> _Exercise data_:
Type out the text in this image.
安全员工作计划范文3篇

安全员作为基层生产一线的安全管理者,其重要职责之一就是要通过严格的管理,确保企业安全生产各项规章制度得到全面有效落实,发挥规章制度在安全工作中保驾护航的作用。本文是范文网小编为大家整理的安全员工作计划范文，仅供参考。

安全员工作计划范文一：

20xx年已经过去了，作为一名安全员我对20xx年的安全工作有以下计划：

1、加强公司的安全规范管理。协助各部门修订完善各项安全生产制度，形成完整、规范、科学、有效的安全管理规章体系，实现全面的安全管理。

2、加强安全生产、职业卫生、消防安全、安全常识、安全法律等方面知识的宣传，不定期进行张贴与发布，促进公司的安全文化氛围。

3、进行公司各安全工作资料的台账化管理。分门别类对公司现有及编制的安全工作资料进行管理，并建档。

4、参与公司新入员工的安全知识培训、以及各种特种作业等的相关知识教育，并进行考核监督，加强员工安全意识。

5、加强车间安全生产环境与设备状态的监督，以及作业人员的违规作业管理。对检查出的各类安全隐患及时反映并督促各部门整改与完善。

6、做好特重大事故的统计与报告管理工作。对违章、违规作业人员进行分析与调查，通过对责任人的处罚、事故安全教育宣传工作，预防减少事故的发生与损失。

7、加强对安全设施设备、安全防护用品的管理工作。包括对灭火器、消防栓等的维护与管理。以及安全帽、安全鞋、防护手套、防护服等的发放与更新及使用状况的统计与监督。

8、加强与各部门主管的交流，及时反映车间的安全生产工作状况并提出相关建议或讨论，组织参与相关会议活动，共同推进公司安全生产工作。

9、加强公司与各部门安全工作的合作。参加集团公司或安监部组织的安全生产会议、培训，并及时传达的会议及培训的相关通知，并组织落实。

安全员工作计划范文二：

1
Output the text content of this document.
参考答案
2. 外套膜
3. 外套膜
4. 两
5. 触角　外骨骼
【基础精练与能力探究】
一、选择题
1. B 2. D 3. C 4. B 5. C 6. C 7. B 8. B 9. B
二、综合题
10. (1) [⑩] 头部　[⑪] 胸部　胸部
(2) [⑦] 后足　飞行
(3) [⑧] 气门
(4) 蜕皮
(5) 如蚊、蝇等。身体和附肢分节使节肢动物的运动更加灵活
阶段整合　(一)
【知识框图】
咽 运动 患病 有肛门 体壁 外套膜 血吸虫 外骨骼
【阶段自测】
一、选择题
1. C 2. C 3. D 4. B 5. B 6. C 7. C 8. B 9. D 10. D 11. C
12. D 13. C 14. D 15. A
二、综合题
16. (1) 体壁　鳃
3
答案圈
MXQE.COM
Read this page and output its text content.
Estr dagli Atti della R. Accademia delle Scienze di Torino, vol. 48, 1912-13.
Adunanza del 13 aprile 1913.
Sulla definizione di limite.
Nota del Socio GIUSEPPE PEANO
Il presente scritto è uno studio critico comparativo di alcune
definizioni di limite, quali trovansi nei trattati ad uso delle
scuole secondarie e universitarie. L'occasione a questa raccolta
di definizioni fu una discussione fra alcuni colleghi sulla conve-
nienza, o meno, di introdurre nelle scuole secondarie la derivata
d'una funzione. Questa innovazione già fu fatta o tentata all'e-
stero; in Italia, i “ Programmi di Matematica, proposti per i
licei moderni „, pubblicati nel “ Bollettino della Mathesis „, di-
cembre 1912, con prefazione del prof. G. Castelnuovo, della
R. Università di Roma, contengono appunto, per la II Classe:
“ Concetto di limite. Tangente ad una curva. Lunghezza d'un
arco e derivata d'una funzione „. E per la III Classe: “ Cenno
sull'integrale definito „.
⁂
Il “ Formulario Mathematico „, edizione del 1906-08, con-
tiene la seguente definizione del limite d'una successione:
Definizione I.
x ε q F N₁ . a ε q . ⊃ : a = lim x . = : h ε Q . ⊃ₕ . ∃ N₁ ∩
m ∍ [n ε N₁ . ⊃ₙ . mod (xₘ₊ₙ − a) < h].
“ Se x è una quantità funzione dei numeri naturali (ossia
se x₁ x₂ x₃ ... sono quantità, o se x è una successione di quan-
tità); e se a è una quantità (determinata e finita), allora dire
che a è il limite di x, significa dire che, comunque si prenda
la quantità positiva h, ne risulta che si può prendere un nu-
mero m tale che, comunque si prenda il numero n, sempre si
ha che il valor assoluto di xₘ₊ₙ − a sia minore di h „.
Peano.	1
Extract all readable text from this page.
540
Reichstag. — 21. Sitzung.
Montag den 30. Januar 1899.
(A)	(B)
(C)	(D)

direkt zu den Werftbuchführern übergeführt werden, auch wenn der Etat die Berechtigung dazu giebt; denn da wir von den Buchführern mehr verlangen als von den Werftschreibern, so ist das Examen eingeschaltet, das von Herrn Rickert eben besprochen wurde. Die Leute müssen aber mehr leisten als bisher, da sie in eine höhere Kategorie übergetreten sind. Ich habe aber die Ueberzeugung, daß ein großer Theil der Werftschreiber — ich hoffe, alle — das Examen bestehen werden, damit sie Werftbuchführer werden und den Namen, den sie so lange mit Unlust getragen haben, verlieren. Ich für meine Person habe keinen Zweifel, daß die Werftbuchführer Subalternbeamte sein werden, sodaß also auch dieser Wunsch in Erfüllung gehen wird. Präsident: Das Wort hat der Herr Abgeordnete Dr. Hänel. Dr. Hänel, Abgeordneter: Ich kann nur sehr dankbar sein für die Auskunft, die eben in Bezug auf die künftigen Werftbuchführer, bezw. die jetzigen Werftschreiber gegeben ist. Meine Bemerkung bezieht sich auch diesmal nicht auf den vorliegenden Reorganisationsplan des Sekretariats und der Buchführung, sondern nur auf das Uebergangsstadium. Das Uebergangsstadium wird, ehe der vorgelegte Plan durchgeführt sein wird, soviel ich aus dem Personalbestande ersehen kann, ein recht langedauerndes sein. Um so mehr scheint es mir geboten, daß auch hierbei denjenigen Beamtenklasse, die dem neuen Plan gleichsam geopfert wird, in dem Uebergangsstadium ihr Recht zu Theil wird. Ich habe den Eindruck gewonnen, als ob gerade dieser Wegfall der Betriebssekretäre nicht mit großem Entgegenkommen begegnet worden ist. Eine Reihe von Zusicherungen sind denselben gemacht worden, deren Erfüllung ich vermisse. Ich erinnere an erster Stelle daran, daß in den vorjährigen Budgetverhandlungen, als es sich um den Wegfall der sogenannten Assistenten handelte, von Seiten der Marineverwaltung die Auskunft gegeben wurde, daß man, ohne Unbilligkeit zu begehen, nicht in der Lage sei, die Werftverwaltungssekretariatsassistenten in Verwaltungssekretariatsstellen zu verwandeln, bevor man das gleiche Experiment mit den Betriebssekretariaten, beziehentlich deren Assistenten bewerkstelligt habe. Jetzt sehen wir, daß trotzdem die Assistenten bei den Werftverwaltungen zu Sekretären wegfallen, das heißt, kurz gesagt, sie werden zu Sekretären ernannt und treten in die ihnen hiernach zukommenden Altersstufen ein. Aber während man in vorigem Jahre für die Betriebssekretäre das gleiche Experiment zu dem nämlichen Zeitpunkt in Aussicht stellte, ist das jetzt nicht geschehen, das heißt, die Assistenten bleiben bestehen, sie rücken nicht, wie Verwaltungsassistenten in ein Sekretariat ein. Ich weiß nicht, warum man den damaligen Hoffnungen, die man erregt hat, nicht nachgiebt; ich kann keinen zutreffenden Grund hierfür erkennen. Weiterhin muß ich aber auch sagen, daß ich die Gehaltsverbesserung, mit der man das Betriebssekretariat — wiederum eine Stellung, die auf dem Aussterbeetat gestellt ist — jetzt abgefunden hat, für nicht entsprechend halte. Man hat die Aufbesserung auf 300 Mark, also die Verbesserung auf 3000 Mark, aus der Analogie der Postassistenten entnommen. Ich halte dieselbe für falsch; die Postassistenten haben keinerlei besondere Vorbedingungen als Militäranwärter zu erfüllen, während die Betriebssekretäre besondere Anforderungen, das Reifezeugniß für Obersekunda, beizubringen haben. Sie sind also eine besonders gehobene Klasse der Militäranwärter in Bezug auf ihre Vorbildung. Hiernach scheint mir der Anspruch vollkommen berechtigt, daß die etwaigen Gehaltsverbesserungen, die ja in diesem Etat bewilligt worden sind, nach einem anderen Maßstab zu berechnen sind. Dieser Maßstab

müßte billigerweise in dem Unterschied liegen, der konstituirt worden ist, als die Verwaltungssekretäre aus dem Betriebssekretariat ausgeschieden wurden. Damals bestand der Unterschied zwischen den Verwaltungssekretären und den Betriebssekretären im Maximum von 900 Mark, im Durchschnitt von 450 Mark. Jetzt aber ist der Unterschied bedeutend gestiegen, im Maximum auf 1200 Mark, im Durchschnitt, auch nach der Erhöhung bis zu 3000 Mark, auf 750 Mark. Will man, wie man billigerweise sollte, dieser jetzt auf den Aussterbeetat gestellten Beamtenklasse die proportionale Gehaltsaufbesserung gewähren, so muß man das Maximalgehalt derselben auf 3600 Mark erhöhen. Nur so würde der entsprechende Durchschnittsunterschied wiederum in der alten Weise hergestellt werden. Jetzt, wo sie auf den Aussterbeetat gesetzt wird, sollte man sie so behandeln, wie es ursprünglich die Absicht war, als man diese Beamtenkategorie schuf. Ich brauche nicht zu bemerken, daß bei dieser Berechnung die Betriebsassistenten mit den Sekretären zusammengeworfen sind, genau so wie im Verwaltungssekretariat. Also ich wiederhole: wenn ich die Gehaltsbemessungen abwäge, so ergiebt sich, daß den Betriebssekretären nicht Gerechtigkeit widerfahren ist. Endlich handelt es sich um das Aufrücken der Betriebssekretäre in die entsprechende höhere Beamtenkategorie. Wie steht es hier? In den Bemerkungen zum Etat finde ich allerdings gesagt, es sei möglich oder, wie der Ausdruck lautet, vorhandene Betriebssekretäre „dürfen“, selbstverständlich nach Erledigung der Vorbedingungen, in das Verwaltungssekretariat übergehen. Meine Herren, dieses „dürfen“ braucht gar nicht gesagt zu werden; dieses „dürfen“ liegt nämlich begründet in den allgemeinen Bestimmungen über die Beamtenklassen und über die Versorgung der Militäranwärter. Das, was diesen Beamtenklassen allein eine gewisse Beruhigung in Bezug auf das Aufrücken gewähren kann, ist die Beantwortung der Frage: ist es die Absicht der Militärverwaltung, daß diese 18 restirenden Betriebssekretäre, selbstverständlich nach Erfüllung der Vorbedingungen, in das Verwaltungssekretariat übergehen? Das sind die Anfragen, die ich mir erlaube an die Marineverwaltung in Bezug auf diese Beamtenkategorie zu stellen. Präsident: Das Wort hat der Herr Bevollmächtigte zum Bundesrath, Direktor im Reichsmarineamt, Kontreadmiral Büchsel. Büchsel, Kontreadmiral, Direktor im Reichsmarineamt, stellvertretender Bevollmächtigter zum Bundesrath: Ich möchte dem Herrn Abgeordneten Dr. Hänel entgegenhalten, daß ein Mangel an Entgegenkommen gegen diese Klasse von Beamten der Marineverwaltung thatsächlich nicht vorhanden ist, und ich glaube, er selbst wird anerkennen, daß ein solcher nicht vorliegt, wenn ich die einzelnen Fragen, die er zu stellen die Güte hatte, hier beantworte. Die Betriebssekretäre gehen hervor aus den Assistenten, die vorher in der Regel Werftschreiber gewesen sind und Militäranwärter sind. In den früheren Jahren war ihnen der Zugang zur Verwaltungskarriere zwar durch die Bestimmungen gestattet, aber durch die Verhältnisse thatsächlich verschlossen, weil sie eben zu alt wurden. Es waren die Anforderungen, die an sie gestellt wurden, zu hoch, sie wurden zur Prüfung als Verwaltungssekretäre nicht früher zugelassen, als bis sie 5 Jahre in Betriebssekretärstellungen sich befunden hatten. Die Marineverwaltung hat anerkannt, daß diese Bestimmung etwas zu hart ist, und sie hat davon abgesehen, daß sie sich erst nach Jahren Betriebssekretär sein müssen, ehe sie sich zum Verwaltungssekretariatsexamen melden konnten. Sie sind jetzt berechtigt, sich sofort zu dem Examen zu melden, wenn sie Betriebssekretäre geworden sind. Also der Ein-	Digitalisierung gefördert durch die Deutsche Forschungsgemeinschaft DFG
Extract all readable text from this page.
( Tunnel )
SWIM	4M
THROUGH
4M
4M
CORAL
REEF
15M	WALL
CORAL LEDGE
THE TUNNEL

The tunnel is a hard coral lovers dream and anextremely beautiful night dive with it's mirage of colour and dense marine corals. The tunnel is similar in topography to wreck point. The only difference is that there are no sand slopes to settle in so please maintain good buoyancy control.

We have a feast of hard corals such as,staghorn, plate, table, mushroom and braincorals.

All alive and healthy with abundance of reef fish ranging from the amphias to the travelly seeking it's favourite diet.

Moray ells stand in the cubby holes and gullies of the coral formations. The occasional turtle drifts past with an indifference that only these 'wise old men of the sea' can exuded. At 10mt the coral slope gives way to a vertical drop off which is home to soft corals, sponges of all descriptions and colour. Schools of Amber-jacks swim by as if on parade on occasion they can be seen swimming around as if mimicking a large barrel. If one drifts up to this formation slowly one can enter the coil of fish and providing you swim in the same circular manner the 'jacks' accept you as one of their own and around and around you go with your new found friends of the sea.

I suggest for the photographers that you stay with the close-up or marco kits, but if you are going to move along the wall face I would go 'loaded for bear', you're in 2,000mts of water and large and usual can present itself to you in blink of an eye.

> _Exercise description_: Using the listing above, list every line in which the string "derivata" occurs.

> _Exercise solution_:
nienza, o meno, di introdurre nelle scuole secondarie la derivata
arco e derivata d'una funzione „. E per la III Classe: “ Cenno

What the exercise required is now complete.